Your goal:
Leave out the pictures and reproduce all of the data exactly.

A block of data
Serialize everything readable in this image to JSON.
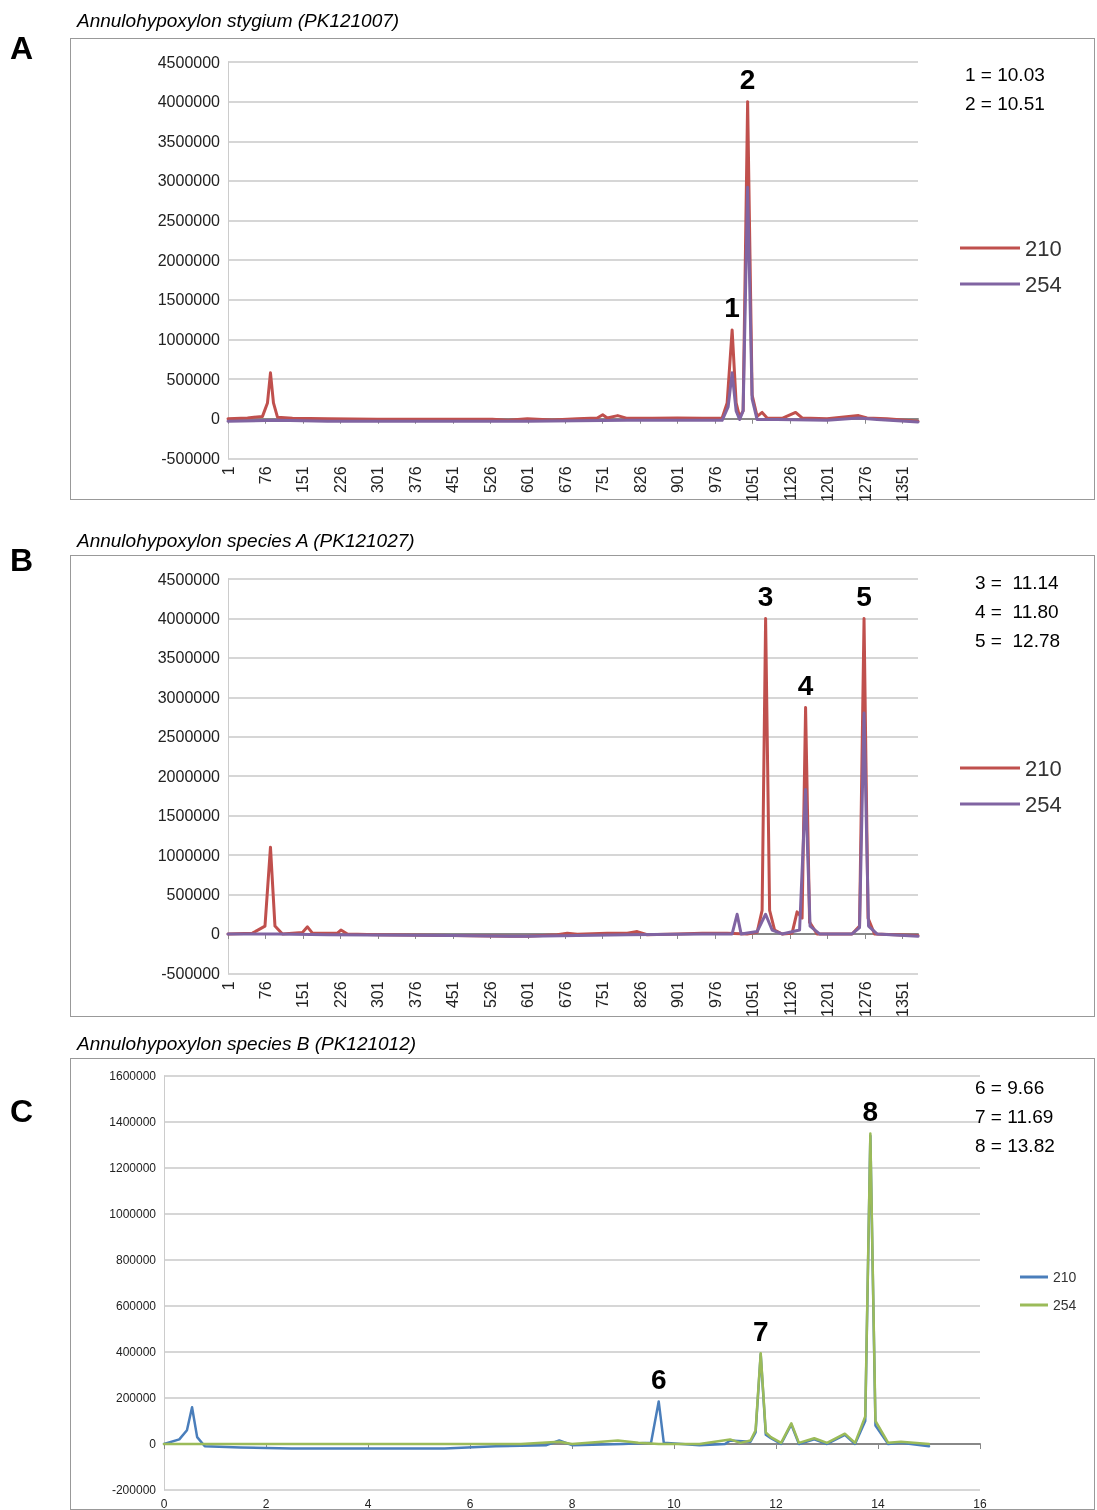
{
  "chart_data": [
    {
      "type": "line",
      "title": "Annulohypoxylon stygium (PK121007)",
      "xlim": [
        1,
        1382
      ],
      "xticks": [
        1,
        76,
        151,
        226,
        301,
        376,
        451,
        526,
        601,
        676,
        751,
        826,
        901,
        976,
        1051,
        1126,
        1201,
        1276,
        1351
      ],
      "ylim": [
        -500000,
        4500000
      ],
      "yticks": [
        -500000,
        0,
        500000,
        1000000,
        1500000,
        2000000,
        2500000,
        3000000,
        3500000,
        4000000,
        4500000
      ],
      "grid": "y",
      "legend": "right",
      "series": [
        {
          "name": "210",
          "color": "#c0504d",
          "x": [
            1,
            40,
            70,
            80,
            86,
            92,
            100,
            130,
            200,
            300,
            400,
            530,
            560,
            600,
            650,
            700,
            740,
            751,
            760,
            781,
            800,
            850,
            900,
            950,
            990,
            1000,
            1010,
            1018,
            1025,
            1032,
            1041,
            1050,
            1060,
            1070,
            1080,
            1110,
            1137,
            1150,
            1200,
            1263,
            1280,
            1320,
            1382
          ],
          "values": [
            0,
            10000,
            30000,
            200000,
            580000,
            200000,
            20000,
            5000,
            0,
            -5000,
            -5000,
            -5000,
            -20000,
            0,
            -15000,
            0,
            10000,
            50000,
            10000,
            40000,
            5000,
            5000,
            10000,
            5000,
            10000,
            200000,
            1120000,
            200000,
            20000,
            100000,
            4000000,
            300000,
            30000,
            80000,
            10000,
            5000,
            80000,
            10000,
            0,
            40000,
            10000,
            0,
            -30000
          ]
        },
        {
          "name": "254",
          "color": "#8064a2",
          "x": [
            1,
            100,
            200,
            400,
            600,
            800,
            990,
            1002,
            1010,
            1018,
            1025,
            1032,
            1041,
            1050,
            1060,
            1100,
            1200,
            1263,
            1300,
            1382
          ],
          "values": [
            -30000,
            -20000,
            -30000,
            -30000,
            -30000,
            -20000,
            -20000,
            150000,
            580000,
            100000,
            -10000,
            100000,
            2920000,
            250000,
            -10000,
            -10000,
            -20000,
            10000,
            -10000,
            -40000
          ]
        }
      ],
      "annotations": [
        "A",
        "1 = 10.03",
        "2 = 10.51",
        {
          "text": "1",
          "x": 1010,
          "y": 1120000
        },
        {
          "text": "2",
          "x": 1041,
          "y": 4000000
        }
      ]
    },
    {
      "type": "line",
      "title": "Annulohypoxylon species A (PK121027)",
      "xlim": [
        1,
        1382
      ],
      "xticks": [
        1,
        76,
        151,
        226,
        301,
        376,
        451,
        526,
        601,
        676,
        751,
        826,
        901,
        976,
        1051,
        1126,
        1201,
        1276,
        1351
      ],
      "ylim": [
        -500000,
        4500000
      ],
      "yticks": [
        -500000,
        0,
        500000,
        1000000,
        1500000,
        2000000,
        2500000,
        3000000,
        3500000,
        4000000,
        4500000
      ],
      "grid": "y",
      "legend": "right",
      "series": [
        {
          "name": "210",
          "color": "#c0504d",
          "x": [
            1,
            50,
            75,
            86,
            95,
            110,
            150,
            160,
            170,
            220,
            227,
            240,
            300,
            450,
            600,
            660,
            680,
            700,
            760,
            800,
            820,
            840,
            900,
            950,
            1000,
            1040,
            1060,
            1070,
            1077,
            1085,
            1095,
            1110,
            1130,
            1140,
            1150,
            1157,
            1165,
            1180,
            1250,
            1265,
            1274,
            1282,
            1295,
            1382
          ],
          "values": [
            0,
            10000,
            100000,
            1100000,
            100000,
            0,
            20000,
            90000,
            10000,
            10000,
            50000,
            0,
            -10000,
            -20000,
            -30000,
            -10000,
            10000,
            -5000,
            10000,
            10000,
            30000,
            -10000,
            0,
            10000,
            10000,
            0,
            20000,
            300000,
            4000000,
            300000,
            50000,
            0,
            10000,
            280000,
            200000,
            2870000,
            150000,
            0,
            0,
            100000,
            4000000,
            200000,
            0,
            -20000
          ]
        },
        {
          "name": "254",
          "color": "#8064a2",
          "x": [
            1,
            100,
            200,
            450,
            600,
            800,
            950,
            1010,
            1020,
            1028,
            1060,
            1077,
            1090,
            1110,
            1145,
            1157,
            1166,
            1185,
            1250,
            1265,
            1274,
            1283,
            1300,
            1382
          ],
          "values": [
            0,
            0,
            -10000,
            -20000,
            -30000,
            -10000,
            0,
            0,
            250000,
            0,
            30000,
            250000,
            50000,
            0,
            50000,
            1830000,
            100000,
            0,
            0,
            80000,
            2800000,
            100000,
            0,
            -30000
          ]
        }
      ],
      "annotations": [
        "B",
        "3 =  11.14",
        "4 =  11.80",
        "5 =  12.78",
        {
          "text": "3",
          "x": 1077,
          "y": 4000000
        },
        {
          "text": "4",
          "x": 1157,
          "y": 2870000
        },
        {
          "text": "5",
          "x": 1274,
          "y": 4000000
        }
      ]
    },
    {
      "type": "line",
      "title": "Annulohypoxylon species B (PK121012)",
      "xlim": [
        0,
        16
      ],
      "xticks": [
        0,
        2,
        4,
        6,
        8,
        10,
        12,
        14,
        16
      ],
      "ylim": [
        -200000,
        1600000
      ],
      "yticks": [
        -200000,
        0,
        200000,
        400000,
        600000,
        800000,
        1000000,
        1200000,
        1400000,
        1600000
      ],
      "grid": "y",
      "legend": "right",
      "series": [
        {
          "name": "210",
          "color": "#4a7ebb",
          "x": [
            0,
            0.3,
            0.45,
            0.55,
            0.65,
            0.8,
            1.5,
            2.5,
            4,
            5.5,
            6.5,
            7.5,
            7.75,
            8,
            9,
            9.55,
            9.7,
            9.8,
            10.5,
            11,
            11.1,
            11.5,
            11.6,
            11.7,
            11.8,
            11.9,
            12.1,
            12.3,
            12.45,
            12.75,
            13,
            13.35,
            13.55,
            13.75,
            13.85,
            13.95,
            14.2,
            14.45,
            15
          ],
          "values": [
            0,
            20000,
            60000,
            160000,
            30000,
            -10000,
            -15000,
            -20000,
            -20000,
            -20000,
            -10000,
            -5000,
            15000,
            -5000,
            0,
            5000,
            185000,
            5000,
            -5000,
            0,
            15000,
            10000,
            50000,
            390000,
            40000,
            25000,
            0,
            85000,
            0,
            20000,
            0,
            40000,
            0,
            100000,
            1340000,
            80000,
            0,
            5000,
            -10000
          ]
        },
        {
          "name": "254",
          "color": "#9bbb59",
          "x": [
            0,
            1,
            3,
            5,
            7,
            7.75,
            8,
            8.9,
            9.3,
            9.7,
            10.5,
            11.1,
            11.3,
            11.5,
            11.6,
            11.7,
            11.8,
            11.9,
            12.1,
            12.3,
            12.45,
            12.75,
            13,
            13.35,
            13.55,
            13.75,
            13.85,
            13.95,
            14.2,
            14.45,
            15
          ],
          "values": [
            0,
            0,
            0,
            0,
            0,
            10000,
            0,
            15000,
            5000,
            0,
            0,
            20000,
            5000,
            15000,
            60000,
            395000,
            50000,
            30000,
            5000,
            90000,
            5000,
            25000,
            5000,
            45000,
            5000,
            120000,
            1350000,
            100000,
            5000,
            10000,
            0
          ]
        }
      ],
      "annotations": [
        "C",
        "6 = 9.66",
        "7 = 11.69",
        "8 = 13.82",
        {
          "text": "6",
          "x": 9.7,
          "y": 185000
        },
        {
          "text": "7",
          "x": 11.7,
          "y": 395000
        },
        {
          "text": "8",
          "x": 13.85,
          "y": 1350000
        }
      ]
    }
  ]
}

Output for this exercise:
Serialize everything readable in this image to JSON.
{
  "chart_data": [
    {
      "type": "line",
      "title": "Annulohypoxylon stygium (PK121007)",
      "xlim": [
        1,
        1382
      ],
      "xticks": [
        1,
        76,
        151,
        226,
        301,
        376,
        451,
        526,
        601,
        676,
        751,
        826,
        901,
        976,
        1051,
        1126,
        1201,
        1276,
        1351
      ],
      "ylim": [
        -500000,
        4500000
      ],
      "yticks": [
        -500000,
        0,
        500000,
        1000000,
        1500000,
        2000000,
        2500000,
        3000000,
        3500000,
        4000000,
        4500000
      ],
      "grid": "y",
      "legend": "right",
      "series": [
        {
          "name": "210",
          "color": "#c0504d",
          "x": [
            1,
            40,
            70,
            80,
            86,
            92,
            100,
            130,
            200,
            300,
            400,
            530,
            560,
            600,
            650,
            700,
            740,
            751,
            760,
            781,
            800,
            850,
            900,
            950,
            990,
            1000,
            1010,
            1018,
            1025,
            1032,
            1041,
            1050,
            1060,
            1070,
            1080,
            1110,
            1137,
            1150,
            1200,
            1263,
            1280,
            1320,
            1382
          ],
          "values": [
            0,
            10000,
            30000,
            200000,
            580000,
            200000,
            20000,
            5000,
            0,
            -5000,
            -5000,
            -5000,
            -20000,
            0,
            -15000,
            0,
            10000,
            50000,
            10000,
            40000,
            5000,
            5000,
            10000,
            5000,
            10000,
            200000,
            1120000,
            200000,
            20000,
            100000,
            4000000,
            300000,
            30000,
            80000,
            10000,
            5000,
            80000,
            10000,
            0,
            40000,
            10000,
            0,
            -30000
          ]
        },
        {
          "name": "254",
          "color": "#8064a2",
          "x": [
            1,
            100,
            200,
            400,
            600,
            800,
            990,
            1002,
            1010,
            1018,
            1025,
            1032,
            1041,
            1050,
            1060,
            1100,
            1200,
            1263,
            1300,
            1382
          ],
          "values": [
            -30000,
            -20000,
            -30000,
            -30000,
            -30000,
            -20000,
            -20000,
            150000,
            580000,
            100000,
            -10000,
            100000,
            2920000,
            250000,
            -10000,
            -10000,
            -20000,
            10000,
            -10000,
            -40000
          ]
        }
      ],
      "annotations": [
        "A",
        "1 = 10.03",
        "2 = 10.51",
        {
          "text": "1",
          "x": 1010,
          "y": 1120000
        },
        {
          "text": "2",
          "x": 1041,
          "y": 4000000
        }
      ]
    },
    {
      "type": "line",
      "title": "Annulohypoxylon species A (PK121027)",
      "xlim": [
        1,
        1382
      ],
      "xticks": [
        1,
        76,
        151,
        226,
        301,
        376,
        451,
        526,
        601,
        676,
        751,
        826,
        901,
        976,
        1051,
        1126,
        1201,
        1276,
        1351
      ],
      "ylim": [
        -500000,
        4500000
      ],
      "yticks": [
        -500000,
        0,
        500000,
        1000000,
        1500000,
        2000000,
        2500000,
        3000000,
        3500000,
        4000000,
        4500000
      ],
      "grid": "y",
      "legend": "right",
      "series": [
        {
          "name": "210",
          "color": "#c0504d",
          "x": [
            1,
            50,
            75,
            86,
            95,
            110,
            150,
            160,
            170,
            220,
            227,
            240,
            300,
            450,
            600,
            660,
            680,
            700,
            760,
            800,
            820,
            840,
            900,
            950,
            1000,
            1040,
            1060,
            1070,
            1077,
            1085,
            1095,
            1110,
            1130,
            1140,
            1150,
            1157,
            1165,
            1180,
            1250,
            1265,
            1274,
            1282,
            1295,
            1382
          ],
          "values": [
            0,
            10000,
            100000,
            1100000,
            100000,
            0,
            20000,
            90000,
            10000,
            10000,
            50000,
            0,
            -10000,
            -20000,
            -30000,
            -10000,
            10000,
            -5000,
            10000,
            10000,
            30000,
            -10000,
            0,
            10000,
            10000,
            0,
            20000,
            300000,
            4000000,
            300000,
            50000,
            0,
            10000,
            280000,
            200000,
            2870000,
            150000,
            0,
            0,
            100000,
            4000000,
            200000,
            0,
            -20000
          ]
        },
        {
          "name": "254",
          "color": "#8064a2",
          "x": [
            1,
            100,
            200,
            450,
            600,
            800,
            950,
            1010,
            1020,
            1028,
            1060,
            1077,
            1090,
            1110,
            1145,
            1157,
            1166,
            1185,
            1250,
            1265,
            1274,
            1283,
            1300,
            1382
          ],
          "values": [
            0,
            0,
            -10000,
            -20000,
            -30000,
            -10000,
            0,
            0,
            250000,
            0,
            30000,
            250000,
            50000,
            0,
            50000,
            1830000,
            100000,
            0,
            0,
            80000,
            2800000,
            100000,
            0,
            -30000
          ]
        }
      ],
      "annotations": [
        "B",
        "3 =  11.14",
        "4 =  11.80",
        "5 =  12.78",
        {
          "text": "3",
          "x": 1077,
          "y": 4000000
        },
        {
          "text": "4",
          "x": 1157,
          "y": 2870000
        },
        {
          "text": "5",
          "x": 1274,
          "y": 4000000
        }
      ]
    },
    {
      "type": "line",
      "title": "Annulohypoxylon species B (PK121012)",
      "xlim": [
        0,
        16
      ],
      "xticks": [
        0,
        2,
        4,
        6,
        8,
        10,
        12,
        14,
        16
      ],
      "ylim": [
        -200000,
        1600000
      ],
      "yticks": [
        -200000,
        0,
        200000,
        400000,
        600000,
        800000,
        1000000,
        1200000,
        1400000,
        1600000
      ],
      "grid": "y",
      "legend": "right",
      "series": [
        {
          "name": "210",
          "color": "#4a7ebb",
          "x": [
            0,
            0.3,
            0.45,
            0.55,
            0.65,
            0.8,
            1.5,
            2.5,
            4,
            5.5,
            6.5,
            7.5,
            7.75,
            8,
            9,
            9.55,
            9.7,
            9.8,
            10.5,
            11,
            11.1,
            11.5,
            11.6,
            11.7,
            11.8,
            11.9,
            12.1,
            12.3,
            12.45,
            12.75,
            13,
            13.35,
            13.55,
            13.75,
            13.85,
            13.95,
            14.2,
            14.45,
            15
          ],
          "values": [
            0,
            20000,
            60000,
            160000,
            30000,
            -10000,
            -15000,
            -20000,
            -20000,
            -20000,
            -10000,
            -5000,
            15000,
            -5000,
            0,
            5000,
            185000,
            5000,
            -5000,
            0,
            15000,
            10000,
            50000,
            390000,
            40000,
            25000,
            0,
            85000,
            0,
            20000,
            0,
            40000,
            0,
            100000,
            1340000,
            80000,
            0,
            5000,
            -10000
          ]
        },
        {
          "name": "254",
          "color": "#9bbb59",
          "x": [
            0,
            1,
            3,
            5,
            7,
            7.75,
            8,
            8.9,
            9.3,
            9.7,
            10.5,
            11.1,
            11.3,
            11.5,
            11.6,
            11.7,
            11.8,
            11.9,
            12.1,
            12.3,
            12.45,
            12.75,
            13,
            13.35,
            13.55,
            13.75,
            13.85,
            13.95,
            14.2,
            14.45,
            15
          ],
          "values": [
            0,
            0,
            0,
            0,
            0,
            10000,
            0,
            15000,
            5000,
            0,
            0,
            20000,
            5000,
            15000,
            60000,
            395000,
            50000,
            30000,
            5000,
            90000,
            5000,
            25000,
            5000,
            45000,
            5000,
            120000,
            1350000,
            100000,
            5000,
            10000,
            0
          ]
        }
      ],
      "annotations": [
        "C",
        "6 = 9.66",
        "7 = 11.69",
        "8 = 13.82",
        {
          "text": "6",
          "x": 9.7,
          "y": 185000
        },
        {
          "text": "7",
          "x": 11.7,
          "y": 395000
        },
        {
          "text": "8",
          "x": 13.85,
          "y": 1350000
        }
      ]
    }
  ]
}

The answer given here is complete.